→ **What the exercise asks**: Omit every picture and return the rest of the data unaltered.

Records that describe figures
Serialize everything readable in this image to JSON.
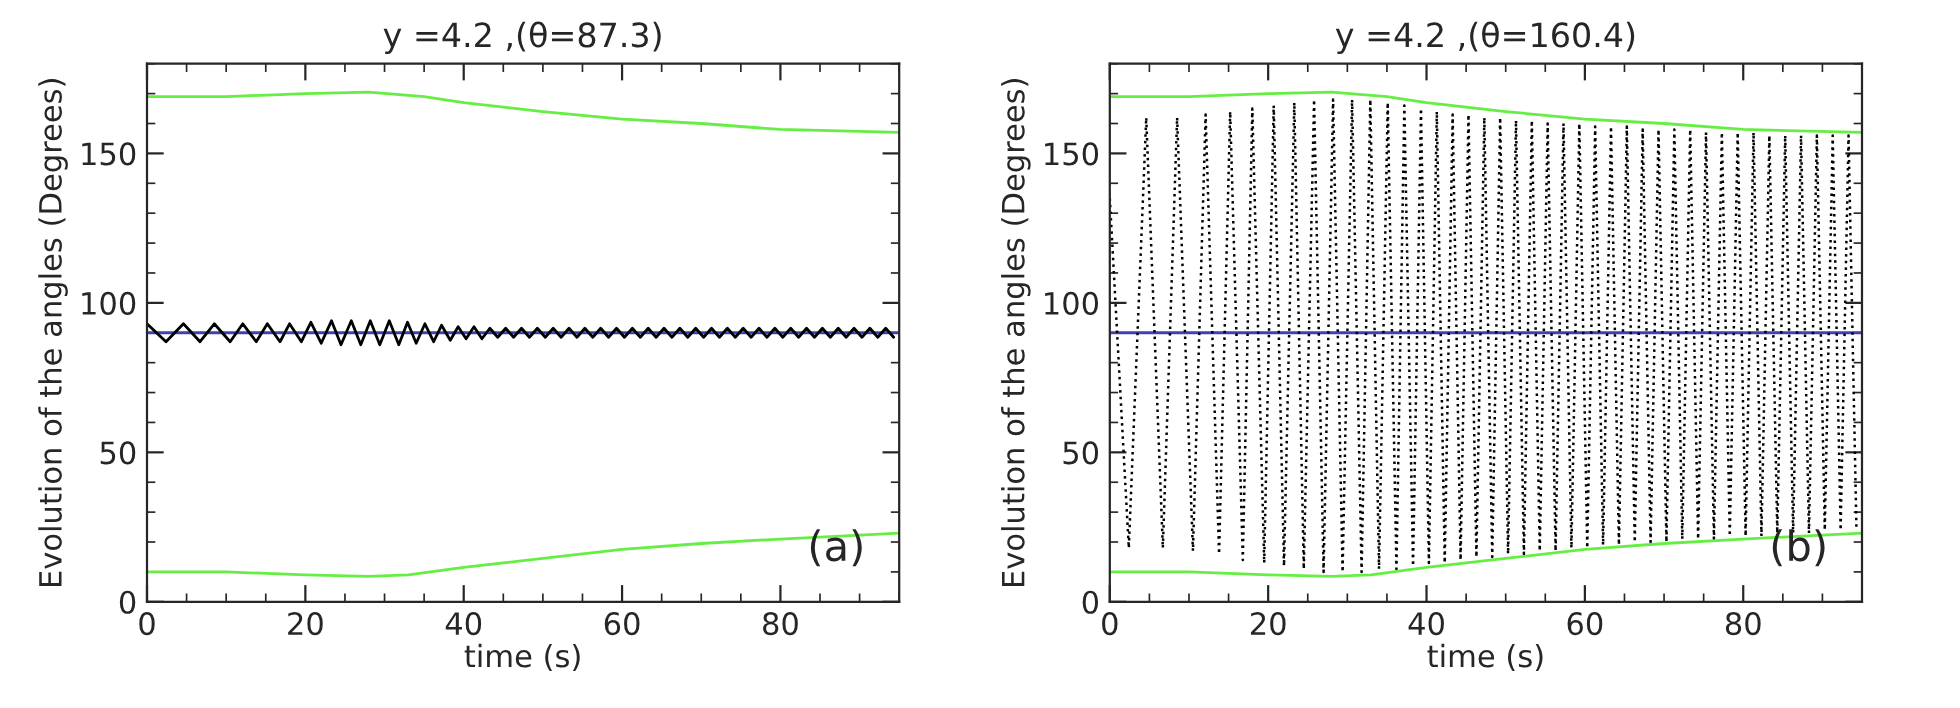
{
  "chart_data": [
    {
      "type": "line",
      "title": "y =4.2 ,(θ=87.3)",
      "xlabel": "time (s)",
      "ylabel": "Evolution of the angles (Degrees)",
      "xlim": [
        0,
        95
      ],
      "ylim": [
        0,
        180
      ],
      "xticks": [
        0,
        20,
        40,
        60,
        80
      ],
      "yticks": [
        0,
        50,
        100,
        150
      ],
      "grid": false,
      "marker": "none",
      "annotations": [
        "(a)"
      ],
      "ref_lines": [
        {
          "axis": "y",
          "value": 90,
          "color": "#4040b0"
        }
      ],
      "series": [
        {
          "color": "#66ee44",
          "x": [
            0,
            10,
            20,
            28,
            35,
            40,
            50,
            60,
            70,
            80,
            95
          ],
          "values": [
            169,
            169,
            170,
            170.5,
            169,
            167,
            164,
            161.5,
            160,
            158,
            157
          ]
        },
        {
          "color": "#66ee44",
          "x": [
            0,
            10,
            20,
            28,
            33,
            40,
            50,
            60,
            70,
            80,
            95
          ],
          "values": [
            10,
            10,
            9,
            8.5,
            9,
            11.5,
            14.5,
            17.5,
            19.5,
            21,
            23
          ]
        },
        {
          "color": "#000000",
          "line_style": "solid",
          "x": [
            0,
            2.4,
            4.6,
            6.7,
            8.5,
            10.5,
            12.1,
            13.8,
            15.2,
            16.8,
            18.0,
            19.5,
            20.7,
            22.0,
            23.3,
            24.5,
            25.8,
            27.0,
            28.2,
            29.4,
            30.6,
            31.8,
            32.9,
            34.0,
            35.1,
            36.2,
            37.2,
            38.3,
            39.3,
            40.3,
            41.3,
            42.3,
            43.3,
            44.3,
            45.3,
            46.3,
            47.3,
            48.3,
            49.3,
            50.3,
            51.3,
            52.3,
            53.3,
            54.3,
            55.3,
            56.3,
            57.3,
            58.3,
            59.3,
            60.3,
            61.3,
            62.3,
            63.3,
            64.3,
            65.3,
            66.3,
            67.3,
            68.3,
            69.3,
            70.3,
            71.3,
            72.3,
            73.3,
            74.3,
            75.3,
            76.3,
            77.3,
            78.3,
            79.3,
            80.3,
            81.3,
            82.3,
            83.3,
            84.3,
            85.3,
            86.3,
            87.3,
            88.3,
            89.3,
            90.3,
            91.3,
            92.3,
            93.3,
            94.3
          ],
          "values": [
            93,
            87,
            93,
            87,
            93,
            87,
            93,
            87,
            93,
            87,
            93,
            87,
            93.5,
            86.5,
            94,
            86,
            94,
            86,
            94,
            86,
            94,
            86,
            93.5,
            86.5,
            93,
            87,
            92.5,
            87.5,
            92,
            88,
            92,
            88,
            91.5,
            88.5,
            91.5,
            88.5,
            91.5,
            88.5,
            91.5,
            88.5,
            91.5,
            88.5,
            91.5,
            88.5,
            91.5,
            88.5,
            91.5,
            88.5,
            91.5,
            88.5,
            91.5,
            88.5,
            91.5,
            88.5,
            91.5,
            88.5,
            91.5,
            88.5,
            91.5,
            88.5,
            91.5,
            88.5,
            91.5,
            88.5,
            91.5,
            88.5,
            91.5,
            88.5,
            91.5,
            88.5,
            91.5,
            88.5,
            91.5,
            88.5,
            91.5,
            88.5,
            91.5,
            88.5,
            91.5,
            88.5,
            91.5,
            88.5,
            91.5,
            88.5
          ]
        }
      ]
    },
    {
      "type": "line",
      "title": "y =4.2 ,(θ=160.4)",
      "xlabel": "time (s)",
      "ylabel": "Evolution of the angles (Degrees)",
      "xlim": [
        0,
        95
      ],
      "ylim": [
        0,
        180
      ],
      "xticks": [
        0,
        20,
        40,
        60,
        80
      ],
      "yticks": [
        0,
        50,
        100,
        150
      ],
      "grid": false,
      "marker": "none",
      "annotations": [
        "(b)"
      ],
      "ref_lines": [
        {
          "axis": "y",
          "value": 90,
          "color": "#4040b0"
        }
      ],
      "series": [
        {
          "color": "#000000",
          "line_style": "dotted",
          "x": [
            0,
            2.4,
            4.6,
            6.7,
            8.5,
            10.5,
            12.1,
            13.8,
            15.2,
            16.8,
            18.0,
            19.5,
            20.7,
            22.0,
            23.3,
            24.5,
            25.8,
            27.0,
            28.2,
            29.4,
            30.6,
            31.8,
            32.9,
            34.0,
            35.1,
            36.2,
            37.2,
            38.3,
            39.3,
            40.3,
            41.3,
            42.3,
            43.3,
            44.3,
            45.3,
            46.3,
            47.3,
            48.3,
            49.3,
            50.3,
            51.3,
            52.3,
            53.3,
            54.3,
            55.3,
            56.3,
            57.3,
            58.3,
            59.3,
            60.3,
            61.3,
            62.3,
            63.3,
            64.3,
            65.3,
            66.3,
            67.3,
            68.3,
            69.3,
            70.3,
            71.3,
            72.3,
            73.3,
            74.3,
            75.3,
            76.3,
            77.3,
            78.3,
            79.3,
            80.3,
            81.3,
            82.3,
            83.3,
            84.3,
            85.3,
            86.3,
            87.3,
            88.3,
            89.3,
            90.3,
            91.3,
            92.3,
            93.3,
            94.3
          ],
          "values": [
            135,
            18,
            162,
            18,
            162,
            17,
            163,
            16,
            164,
            14,
            165,
            13,
            166,
            12,
            167,
            11,
            168,
            10,
            168,
            10,
            168,
            10,
            168,
            11,
            167,
            11,
            166,
            12,
            165,
            13,
            164,
            13,
            163,
            14,
            163,
            15,
            162,
            15,
            162,
            16,
            161,
            16,
            161,
            17,
            160,
            17,
            160,
            18,
            160,
            18,
            159,
            19,
            159,
            19,
            159,
            20,
            158,
            20,
            158,
            20,
            158,
            21,
            158,
            21,
            157,
            21,
            157,
            22,
            157,
            22,
            157,
            22,
            156,
            23,
            156,
            23,
            156,
            23,
            156,
            24,
            156,
            24,
            156,
            24
          ]
        },
        {
          "color": "#66ee44",
          "x": [
            0,
            10,
            20,
            28,
            35,
            40,
            50,
            60,
            70,
            80,
            95
          ],
          "values": [
            169,
            169,
            170,
            170.5,
            169,
            167,
            164,
            161.5,
            160,
            158,
            157
          ]
        },
        {
          "color": "#66ee44",
          "x": [
            0,
            10,
            20,
            28,
            33,
            40,
            50,
            60,
            70,
            80,
            95
          ],
          "values": [
            10,
            10,
            9,
            8.5,
            9,
            11.5,
            14.5,
            17.5,
            19.5,
            21,
            23
          ]
        }
      ]
    }
  ]
}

→ **Response to this task**:
Serialize everything readable in this image to JSON.
{
  "chart_data": [
    {
      "type": "line",
      "title": "y =4.2 ,(θ=87.3)",
      "xlabel": "time (s)",
      "ylabel": "Evolution of the angles (Degrees)",
      "xlim": [
        0,
        95
      ],
      "ylim": [
        0,
        180
      ],
      "xticks": [
        0,
        20,
        40,
        60,
        80
      ],
      "yticks": [
        0,
        50,
        100,
        150
      ],
      "grid": false,
      "marker": "none",
      "annotations": [
        "(a)"
      ],
      "ref_lines": [
        {
          "axis": "y",
          "value": 90,
          "color": "#4040b0"
        }
      ],
      "series": [
        {
          "color": "#66ee44",
          "x": [
            0,
            10,
            20,
            28,
            35,
            40,
            50,
            60,
            70,
            80,
            95
          ],
          "values": [
            169,
            169,
            170,
            170.5,
            169,
            167,
            164,
            161.5,
            160,
            158,
            157
          ]
        },
        {
          "color": "#66ee44",
          "x": [
            0,
            10,
            20,
            28,
            33,
            40,
            50,
            60,
            70,
            80,
            95
          ],
          "values": [
            10,
            10,
            9,
            8.5,
            9,
            11.5,
            14.5,
            17.5,
            19.5,
            21,
            23
          ]
        },
        {
          "color": "#000000",
          "line_style": "solid",
          "x": [
            0,
            2.4,
            4.6,
            6.7,
            8.5,
            10.5,
            12.1,
            13.8,
            15.2,
            16.8,
            18.0,
            19.5,
            20.7,
            22.0,
            23.3,
            24.5,
            25.8,
            27.0,
            28.2,
            29.4,
            30.6,
            31.8,
            32.9,
            34.0,
            35.1,
            36.2,
            37.2,
            38.3,
            39.3,
            40.3,
            41.3,
            42.3,
            43.3,
            44.3,
            45.3,
            46.3,
            47.3,
            48.3,
            49.3,
            50.3,
            51.3,
            52.3,
            53.3,
            54.3,
            55.3,
            56.3,
            57.3,
            58.3,
            59.3,
            60.3,
            61.3,
            62.3,
            63.3,
            64.3,
            65.3,
            66.3,
            67.3,
            68.3,
            69.3,
            70.3,
            71.3,
            72.3,
            73.3,
            74.3,
            75.3,
            76.3,
            77.3,
            78.3,
            79.3,
            80.3,
            81.3,
            82.3,
            83.3,
            84.3,
            85.3,
            86.3,
            87.3,
            88.3,
            89.3,
            90.3,
            91.3,
            92.3,
            93.3,
            94.3
          ],
          "values": [
            93,
            87,
            93,
            87,
            93,
            87,
            93,
            87,
            93,
            87,
            93,
            87,
            93.5,
            86.5,
            94,
            86,
            94,
            86,
            94,
            86,
            94,
            86,
            93.5,
            86.5,
            93,
            87,
            92.5,
            87.5,
            92,
            88,
            92,
            88,
            91.5,
            88.5,
            91.5,
            88.5,
            91.5,
            88.5,
            91.5,
            88.5,
            91.5,
            88.5,
            91.5,
            88.5,
            91.5,
            88.5,
            91.5,
            88.5,
            91.5,
            88.5,
            91.5,
            88.5,
            91.5,
            88.5,
            91.5,
            88.5,
            91.5,
            88.5,
            91.5,
            88.5,
            91.5,
            88.5,
            91.5,
            88.5,
            91.5,
            88.5,
            91.5,
            88.5,
            91.5,
            88.5,
            91.5,
            88.5,
            91.5,
            88.5,
            91.5,
            88.5,
            91.5,
            88.5,
            91.5,
            88.5,
            91.5,
            88.5,
            91.5,
            88.5
          ]
        }
      ]
    },
    {
      "type": "line",
      "title": "y =4.2 ,(θ=160.4)",
      "xlabel": "time (s)",
      "ylabel": "Evolution of the angles (Degrees)",
      "xlim": [
        0,
        95
      ],
      "ylim": [
        0,
        180
      ],
      "xticks": [
        0,
        20,
        40,
        60,
        80
      ],
      "yticks": [
        0,
        50,
        100,
        150
      ],
      "grid": false,
      "marker": "none",
      "annotations": [
        "(b)"
      ],
      "ref_lines": [
        {
          "axis": "y",
          "value": 90,
          "color": "#4040b0"
        }
      ],
      "series": [
        {
          "color": "#000000",
          "line_style": "dotted",
          "x": [
            0,
            2.4,
            4.6,
            6.7,
            8.5,
            10.5,
            12.1,
            13.8,
            15.2,
            16.8,
            18.0,
            19.5,
            20.7,
            22.0,
            23.3,
            24.5,
            25.8,
            27.0,
            28.2,
            29.4,
            30.6,
            31.8,
            32.9,
            34.0,
            35.1,
            36.2,
            37.2,
            38.3,
            39.3,
            40.3,
            41.3,
            42.3,
            43.3,
            44.3,
            45.3,
            46.3,
            47.3,
            48.3,
            49.3,
            50.3,
            51.3,
            52.3,
            53.3,
            54.3,
            55.3,
            56.3,
            57.3,
            58.3,
            59.3,
            60.3,
            61.3,
            62.3,
            63.3,
            64.3,
            65.3,
            66.3,
            67.3,
            68.3,
            69.3,
            70.3,
            71.3,
            72.3,
            73.3,
            74.3,
            75.3,
            76.3,
            77.3,
            78.3,
            79.3,
            80.3,
            81.3,
            82.3,
            83.3,
            84.3,
            85.3,
            86.3,
            87.3,
            88.3,
            89.3,
            90.3,
            91.3,
            92.3,
            93.3,
            94.3
          ],
          "values": [
            135,
            18,
            162,
            18,
            162,
            17,
            163,
            16,
            164,
            14,
            165,
            13,
            166,
            12,
            167,
            11,
            168,
            10,
            168,
            10,
            168,
            10,
            168,
            11,
            167,
            11,
            166,
            12,
            165,
            13,
            164,
            13,
            163,
            14,
            163,
            15,
            162,
            15,
            162,
            16,
            161,
            16,
            161,
            17,
            160,
            17,
            160,
            18,
            160,
            18,
            159,
            19,
            159,
            19,
            159,
            20,
            158,
            20,
            158,
            20,
            158,
            21,
            158,
            21,
            157,
            21,
            157,
            22,
            157,
            22,
            157,
            22,
            156,
            23,
            156,
            23,
            156,
            23,
            156,
            24,
            156,
            24,
            156,
            24
          ]
        },
        {
          "color": "#66ee44",
          "x": [
            0,
            10,
            20,
            28,
            35,
            40,
            50,
            60,
            70,
            80,
            95
          ],
          "values": [
            169,
            169,
            170,
            170.5,
            169,
            167,
            164,
            161.5,
            160,
            158,
            157
          ]
        },
        {
          "color": "#66ee44",
          "x": [
            0,
            10,
            20,
            28,
            33,
            40,
            50,
            60,
            70,
            80,
            95
          ],
          "values": [
            10,
            10,
            9,
            8.5,
            9,
            11.5,
            14.5,
            17.5,
            19.5,
            21,
            23
          ]
        }
      ]
    }
  ]
}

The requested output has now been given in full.